Figure record extracts:
================
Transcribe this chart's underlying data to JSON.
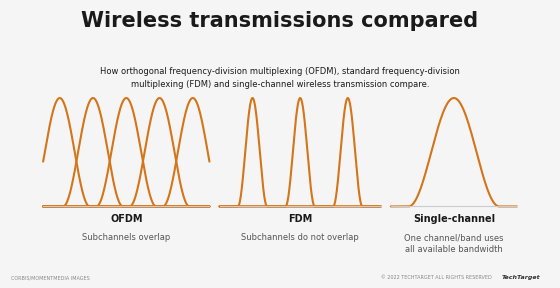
{
  "title": "Wireless transmissions compared",
  "subtitle": "How orthogonal frequency-division multiplexing (OFDM), standard frequency-division\nmultiplexing (FDM) and single-channel wireless transmission compare.",
  "bg_color": "#f5f5f5",
  "inner_bg_color": "#ffffff",
  "wave_color": "#d4751a",
  "wave_linewidth": 1.5,
  "panels": [
    {
      "label": "OFDM",
      "sublabel": "Subchannels overlap",
      "type": "ofdm"
    },
    {
      "label": "FDM",
      "sublabel": "Subchannels do not overlap",
      "type": "fdm"
    },
    {
      "label": "Single-channel",
      "sublabel": "One channel/band uses\nall available bandwidth",
      "type": "single"
    }
  ],
  "title_fontsize": 15,
  "subtitle_fontsize": 6.0,
  "label_fontsize": 7.0,
  "sublabel_fontsize": 6.0,
  "title_color": "#1a1a1a",
  "label_color": "#1a1a1a",
  "sublabel_color": "#555555",
  "baseline_color": "#cccccc",
  "footer_left": "CORBIS/MOMENTMEDIA IMAGES",
  "footer_right": "© 2022 TECHTARGET ALL RIGHTS RESERVED",
  "footer_logo": "TechTarget",
  "footer_bg": "#e0e0e0",
  "footer_text_color": "#888888"
}
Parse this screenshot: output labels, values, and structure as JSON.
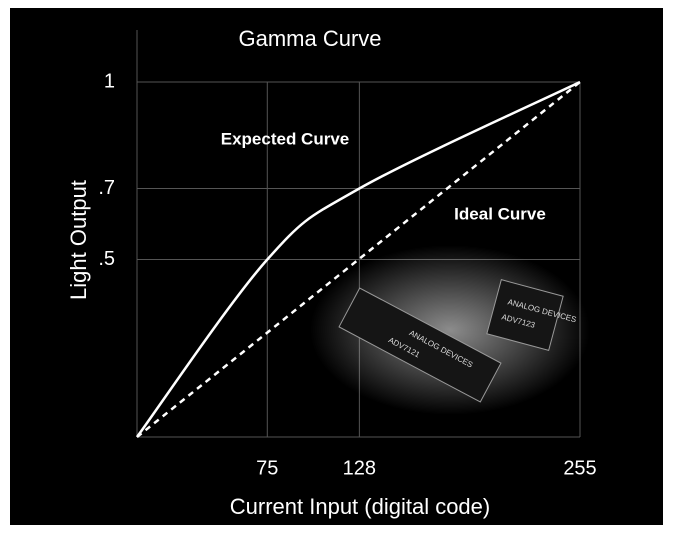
{
  "chart_data": {
    "type": "line",
    "title": "Gamma Curve",
    "x_label": "Current Input (digital code)",
    "y_label": "Light Output",
    "xlim": [
      0,
      255
    ],
    "ylim": [
      0,
      1
    ],
    "xticks": [
      75,
      128,
      255
    ],
    "yticks": [
      {
        "value": 0.5,
        "label": ".5"
      },
      {
        "value": 0.7,
        "label": ".7"
      },
      1
    ],
    "grid": true,
    "series": [
      {
        "name": "Expected Curve",
        "color": "#ffffff",
        "dash": false,
        "x": [
          0,
          75,
          128,
          255
        ],
        "values": [
          0,
          0.5,
          0.7,
          1
        ]
      },
      {
        "name": "Ideal Curve",
        "color": "#ffffff",
        "dash": true,
        "x": [
          0,
          255
        ],
        "values": [
          0,
          1
        ]
      }
    ],
    "annotations": [
      "ANALOG DEVICES",
      "ADV7121",
      "ANALOG DEVICES",
      "ADV7123"
    ]
  }
}
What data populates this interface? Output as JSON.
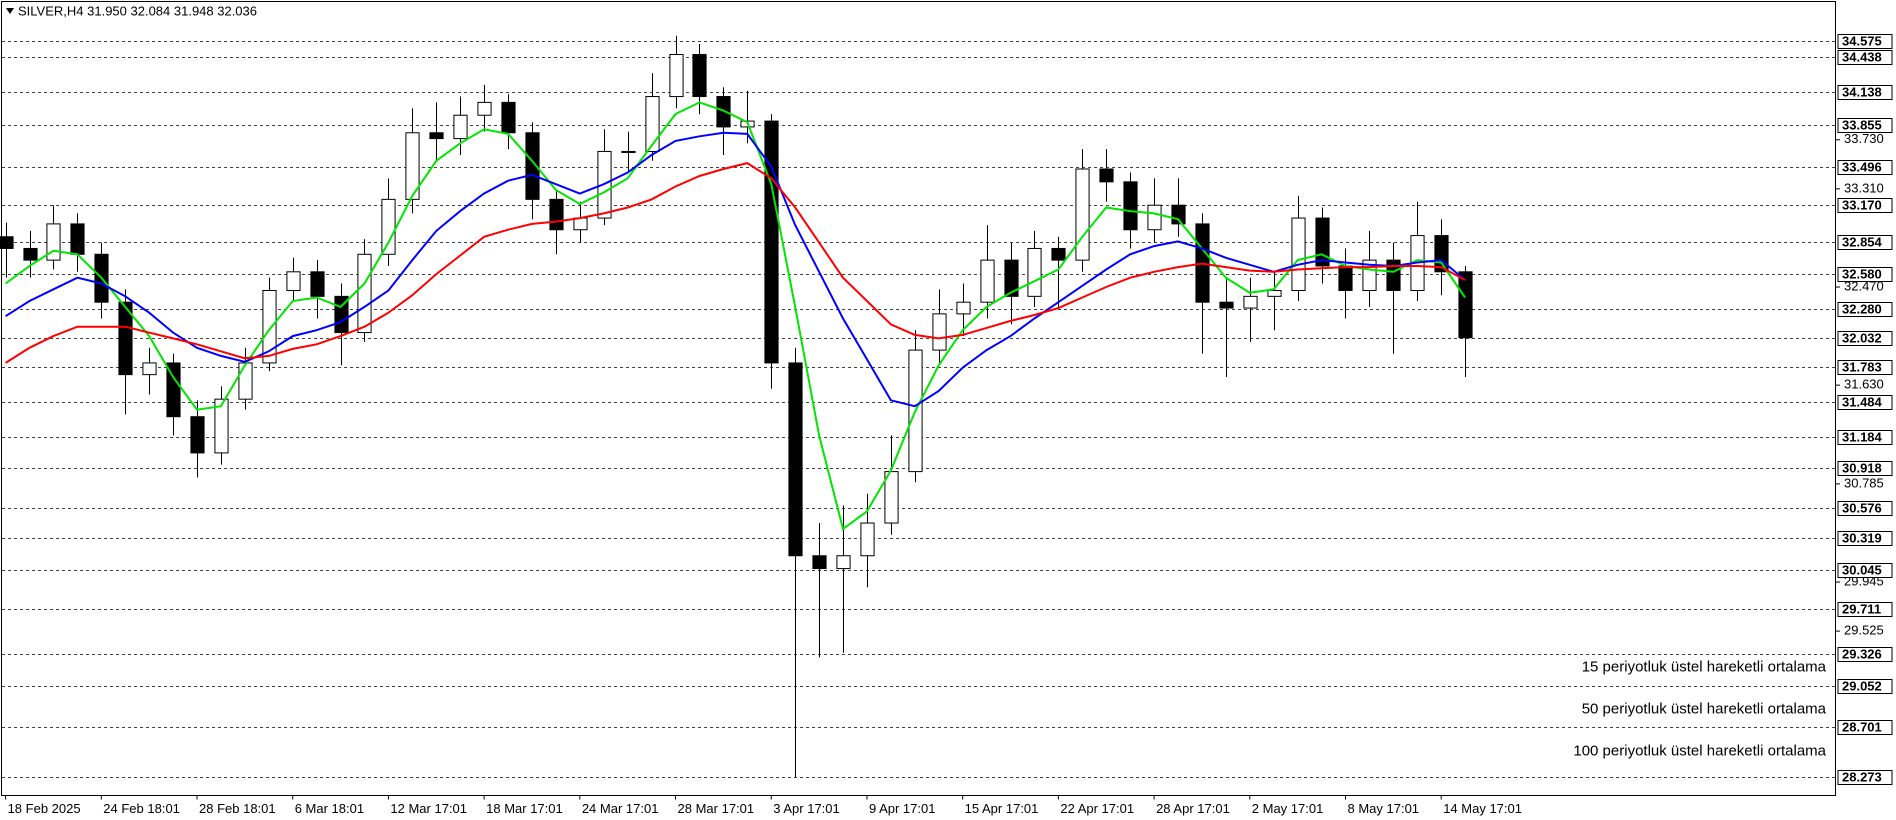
{
  "chart_data": {
    "type": "candlestick",
    "title": "SILVER,H4  31.950 32.084 31.948 32.036",
    "up_color": "#ffffff",
    "down_color": "#000000",
    "line_color": "#000000",
    "x": [
      0,
      1,
      2,
      3,
      4,
      5,
      6,
      7,
      8,
      9,
      10,
      11,
      12,
      13,
      14,
      15,
      16,
      17,
      18,
      19,
      20,
      21,
      22,
      23,
      24,
      25,
      26,
      27,
      28,
      29,
      30,
      31,
      32,
      33,
      34,
      35,
      36,
      37,
      38,
      39,
      40,
      41,
      42,
      43,
      44,
      45,
      46,
      47,
      48,
      49,
      50,
      51,
      52,
      53,
      54,
      55,
      56,
      57,
      58,
      59,
      60,
      61
    ],
    "open": [
      32.9,
      32.8,
      32.7,
      33.01,
      32.75,
      32.34,
      31.72,
      31.82,
      31.36,
      31.05,
      31.51,
      31.82,
      32.44,
      32.6,
      32.39,
      32.08,
      32.75,
      33.22,
      33.79,
      33.74,
      33.94,
      34.05,
      33.79,
      33.22,
      32.96,
      33.06,
      33.63,
      33.63,
      34.1,
      34.46,
      34.1,
      33.84,
      33.89,
      31.82,
      30.17,
      30.06,
      30.17,
      30.45,
      30.89,
      31.93,
      32.24,
      32.34,
      32.7,
      32.39,
      32.8,
      32.7,
      33.48,
      33.37,
      32.96,
      33.17,
      33.01,
      32.34,
      32.29,
      32.39,
      32.44,
      33.06,
      32.65,
      32.44,
      32.7,
      32.44,
      32.91,
      32.6
    ],
    "high": [
      33.02,
      32.95,
      33.17,
      33.1,
      32.85,
      32.45,
      31.95,
      31.9,
      31.5,
      31.62,
      31.95,
      32.55,
      32.72,
      32.7,
      32.5,
      32.88,
      33.4,
      34.0,
      34.05,
      34.1,
      34.2,
      34.12,
      33.88,
      33.3,
      33.2,
      33.82,
      33.8,
      34.3,
      34.62,
      34.55,
      34.18,
      34.15,
      33.95,
      31.95,
      30.45,
      30.6,
      30.7,
      31.2,
      32.1,
      32.45,
      32.5,
      33.0,
      32.85,
      32.95,
      32.9,
      33.65,
      33.65,
      33.45,
      33.4,
      33.4,
      33.1,
      32.55,
      32.55,
      32.6,
      33.25,
      33.15,
      32.8,
      32.95,
      32.85,
      33.2,
      33.05,
      32.65
    ],
    "low": [
      32.55,
      32.55,
      32.62,
      32.6,
      32.2,
      31.38,
      31.55,
      31.2,
      30.84,
      30.95,
      31.42,
      31.75,
      32.35,
      32.2,
      31.8,
      32.0,
      32.65,
      33.1,
      33.55,
      33.6,
      33.8,
      33.65,
      33.05,
      32.75,
      32.85,
      33.0,
      33.45,
      33.55,
      34.0,
      33.95,
      33.6,
      33.7,
      31.6,
      28.273,
      29.3,
      29.34,
      29.9,
      30.35,
      30.8,
      31.8,
      32.05,
      32.2,
      32.15,
      32.3,
      32.3,
      32.6,
      33.2,
      32.8,
      32.85,
      32.9,
      31.9,
      31.7,
      32.0,
      32.1,
      32.35,
      32.5,
      32.2,
      32.3,
      31.9,
      32.35,
      32.4,
      31.7
    ],
    "close": [
      32.8,
      32.7,
      33.01,
      32.75,
      32.34,
      31.72,
      31.82,
      31.36,
      31.05,
      31.51,
      31.82,
      32.44,
      32.6,
      32.39,
      32.08,
      32.75,
      33.22,
      33.79,
      33.74,
      33.94,
      34.05,
      33.79,
      33.22,
      32.96,
      33.06,
      33.63,
      33.63,
      34.1,
      34.46,
      34.1,
      33.84,
      33.89,
      31.82,
      30.17,
      30.06,
      30.17,
      30.45,
      30.89,
      31.93,
      32.24,
      32.34,
      32.7,
      32.39,
      32.8,
      32.7,
      33.48,
      33.37,
      32.96,
      33.17,
      33.01,
      32.34,
      32.29,
      32.39,
      32.44,
      33.06,
      32.65,
      32.44,
      32.7,
      32.44,
      32.91,
      32.6,
      32.036
    ],
    "series": [
      {
        "name": "15 periyotluk üstel hareketli ortalama",
        "color": "#00e600",
        "values": [
          32.5,
          32.65,
          32.78,
          32.75,
          32.55,
          32.3,
          32.05,
          31.7,
          31.42,
          31.45,
          31.8,
          32.1,
          32.35,
          32.38,
          32.3,
          32.5,
          32.85,
          33.25,
          33.55,
          33.7,
          33.82,
          33.78,
          33.55,
          33.3,
          33.18,
          33.28,
          33.4,
          33.68,
          33.95,
          34.05,
          33.98,
          33.88,
          33.35,
          32.3,
          31.2,
          30.4,
          30.55,
          30.9,
          31.4,
          31.8,
          32.1,
          32.3,
          32.42,
          32.52,
          32.62,
          32.9,
          33.15,
          33.12,
          33.1,
          33.05,
          32.8,
          32.55,
          32.42,
          32.45,
          32.7,
          32.75,
          32.65,
          32.62,
          32.6,
          32.7,
          32.68,
          32.38
        ]
      },
      {
        "name": "50 periyotluk üstel hareketli ortalama",
        "color": "#0000ff",
        "values": [
          32.22,
          32.35,
          32.45,
          32.55,
          32.5,
          32.39,
          32.25,
          32.08,
          31.95,
          31.88,
          31.83,
          31.92,
          32.05,
          32.1,
          32.17,
          32.3,
          32.44,
          32.7,
          32.95,
          33.12,
          33.27,
          33.38,
          33.43,
          33.35,
          33.27,
          33.35,
          33.45,
          33.6,
          33.72,
          33.76,
          33.79,
          33.78,
          33.5,
          33.0,
          32.6,
          32.2,
          31.85,
          31.5,
          31.45,
          31.58,
          31.78,
          31.93,
          32.05,
          32.2,
          32.34,
          32.48,
          32.62,
          32.75,
          32.82,
          32.86,
          32.8,
          32.72,
          32.66,
          32.6,
          32.66,
          32.7,
          32.68,
          32.66,
          32.65,
          32.68,
          32.7,
          32.53
        ]
      },
      {
        "name": "100 periyotluk üstel hareketli ortalama",
        "color": "#ff0000",
        "values": [
          31.82,
          31.95,
          32.05,
          32.13,
          32.13,
          32.13,
          32.08,
          32.03,
          31.98,
          31.92,
          31.86,
          31.88,
          31.94,
          31.98,
          32.05,
          32.13,
          32.25,
          32.4,
          32.58,
          32.74,
          32.9,
          32.96,
          33.01,
          33.03,
          33.06,
          33.1,
          33.15,
          33.22,
          33.33,
          33.42,
          33.48,
          33.53,
          33.4,
          33.15,
          32.85,
          32.55,
          32.35,
          32.15,
          32.06,
          32.03,
          32.06,
          32.12,
          32.18,
          32.23,
          32.29,
          32.38,
          32.47,
          32.55,
          32.6,
          32.64,
          32.67,
          32.64,
          32.61,
          32.6,
          32.62,
          32.63,
          32.64,
          32.64,
          32.65,
          32.65,
          32.64,
          32.53
        ]
      }
    ],
    "legend": "lower right",
    "xlim": [
      -0.15,
      76.5
    ],
    "xticks": [
      {
        "value": 0,
        "label": "18 Feb 2025"
      },
      {
        "value": 4,
        "label": "24 Feb 18:01"
      },
      {
        "value": 8,
        "label": "28 Feb 18:01"
      },
      {
        "value": 12,
        "label": "6 Mar 18:01"
      },
      {
        "value": 16,
        "label": "12 Mar 17:01"
      },
      {
        "value": 20,
        "label": "18 Mar 17:01"
      },
      {
        "value": 24,
        "label": "24 Mar 17:01"
      },
      {
        "value": 28,
        "label": "28 Mar 17:01"
      },
      {
        "value": 32,
        "label": "3 Apr 17:01"
      },
      {
        "value": 36,
        "label": "9 Apr 17:01"
      },
      {
        "value": 40,
        "label": "15 Apr 17:01"
      },
      {
        "value": 44,
        "label": "22 Apr 17:01"
      },
      {
        "value": 48,
        "label": "28 Apr 17:01"
      },
      {
        "value": 52,
        "label": "2 May 17:01"
      },
      {
        "value": 56,
        "label": "8 May 17:01"
      },
      {
        "value": 60,
        "label": "14 May 17:01"
      }
    ],
    "ylim": [
      28.118,
      34.916
    ],
    "yticks": [
      {
        "value": 33.73,
        "label": "33.730"
      },
      {
        "value": 33.31,
        "label": "33.310"
      },
      {
        "value": 32.47,
        "label": "32.470"
      },
      {
        "value": 31.63,
        "label": "31.630"
      },
      30.785,
      29.945,
      29.525
    ],
    "price_levels": [
      34.575,
      34.438,
      34.138,
      33.855,
      33.496,
      {
        "value": 33.17,
        "label": "33.170"
      },
      32.854,
      {
        "value": 32.58,
        "label": "32.580"
      },
      {
        "value": 32.28,
        "label": "32.280"
      },
      32.032,
      31.783,
      31.484,
      31.184,
      30.918,
      30.576,
      30.319,
      30.045,
      29.711,
      29.326,
      29.052,
      28.701,
      28.273
    ]
  }
}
================
Objective:
Lines containing the string "ortalama" are to be selected and copied.

Written response:
        "name": "15 periyotluk üstel hareketli ortalama",
        "name": "50 periyotluk üstel hareketli ortalama",
        "name": "100 periyotluk üstel hareketli ortalama",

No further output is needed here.